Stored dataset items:
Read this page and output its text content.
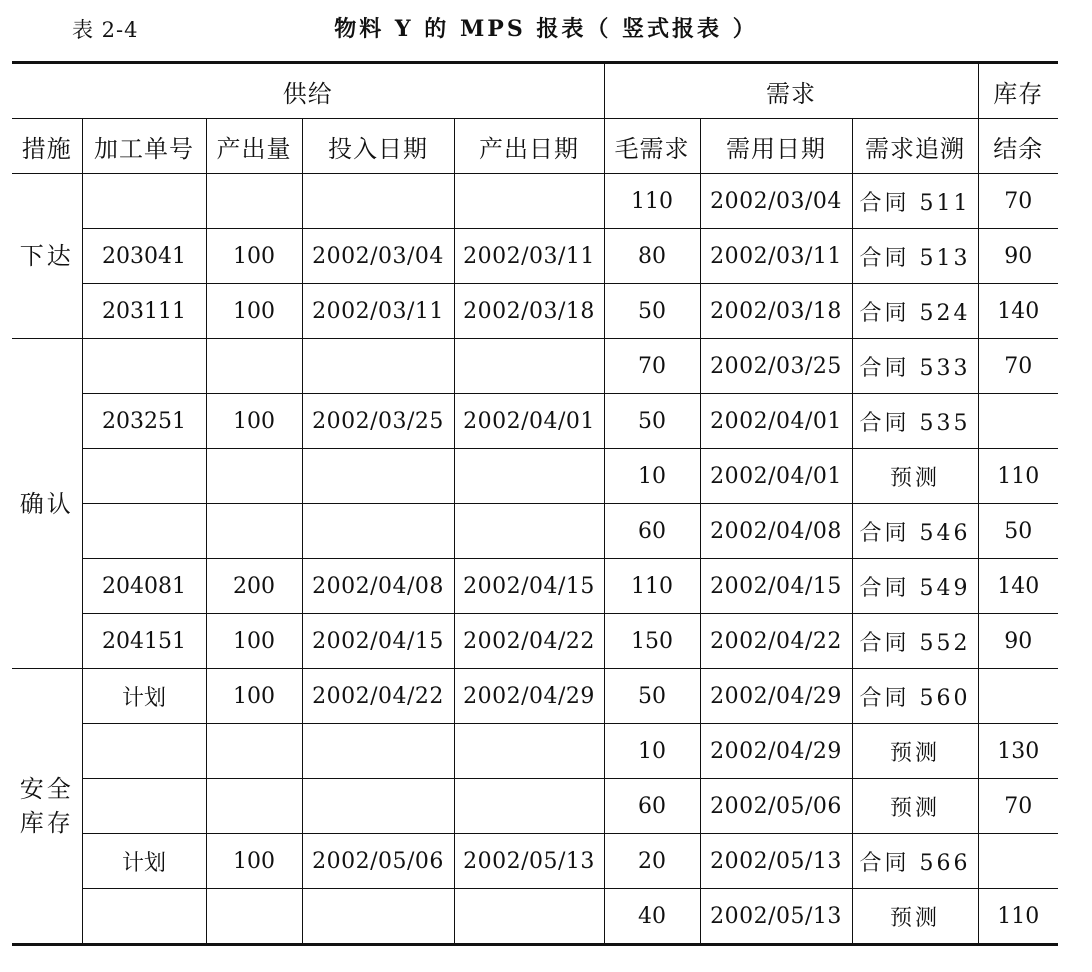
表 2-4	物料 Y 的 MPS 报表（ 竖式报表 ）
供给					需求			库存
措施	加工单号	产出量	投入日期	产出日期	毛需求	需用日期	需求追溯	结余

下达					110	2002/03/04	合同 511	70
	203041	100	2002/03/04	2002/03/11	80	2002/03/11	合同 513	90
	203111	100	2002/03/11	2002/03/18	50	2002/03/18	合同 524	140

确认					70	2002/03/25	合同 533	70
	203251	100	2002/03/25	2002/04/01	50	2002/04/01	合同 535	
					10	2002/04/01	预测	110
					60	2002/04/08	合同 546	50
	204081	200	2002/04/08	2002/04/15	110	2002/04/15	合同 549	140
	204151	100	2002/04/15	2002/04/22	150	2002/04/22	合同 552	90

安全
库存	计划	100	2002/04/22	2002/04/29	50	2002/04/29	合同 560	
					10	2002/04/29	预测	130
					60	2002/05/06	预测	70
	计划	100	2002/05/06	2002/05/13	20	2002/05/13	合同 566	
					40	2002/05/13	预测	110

■ **Objective**
Each line of the data should be quoted exactly, with pictures left out.

■ **Task solution**
Read this page and output its text content.
表 2-4	物料 Y 的 MPS 报表（ 竖式报表 ）
供给					需求			库存
措施	加工单号	产出量	投入日期	产出日期	毛需求	需用日期	需求追溯	结余

下达					110	2002/03/04	合同 511	70
	203041	100	2002/03/04	2002/03/11	80	2002/03/11	合同 513	90
	203111	100	2002/03/11	2002/03/18	50	2002/03/18	合同 524	140

确认					70	2002/03/25	合同 533	70
	203251	100	2002/03/25	2002/04/01	50	2002/04/01	合同 535	
					10	2002/04/01	预测	110
					60	2002/04/08	合同 546	50
	204081	200	2002/04/08	2002/04/15	110	2002/04/15	合同 549	140
	204151	100	2002/04/15	2002/04/22	150	2002/04/22	合同 552	90

安全
库存	计划	100	2002/04/22	2002/04/29	50	2002/04/29	合同 560	
					10	2002/04/29	预测	130
					60	2002/05/06	预测	70
	计划	100	2002/05/06	2002/05/13	20	2002/05/13	合同 566	
					40	2002/05/13	预测	110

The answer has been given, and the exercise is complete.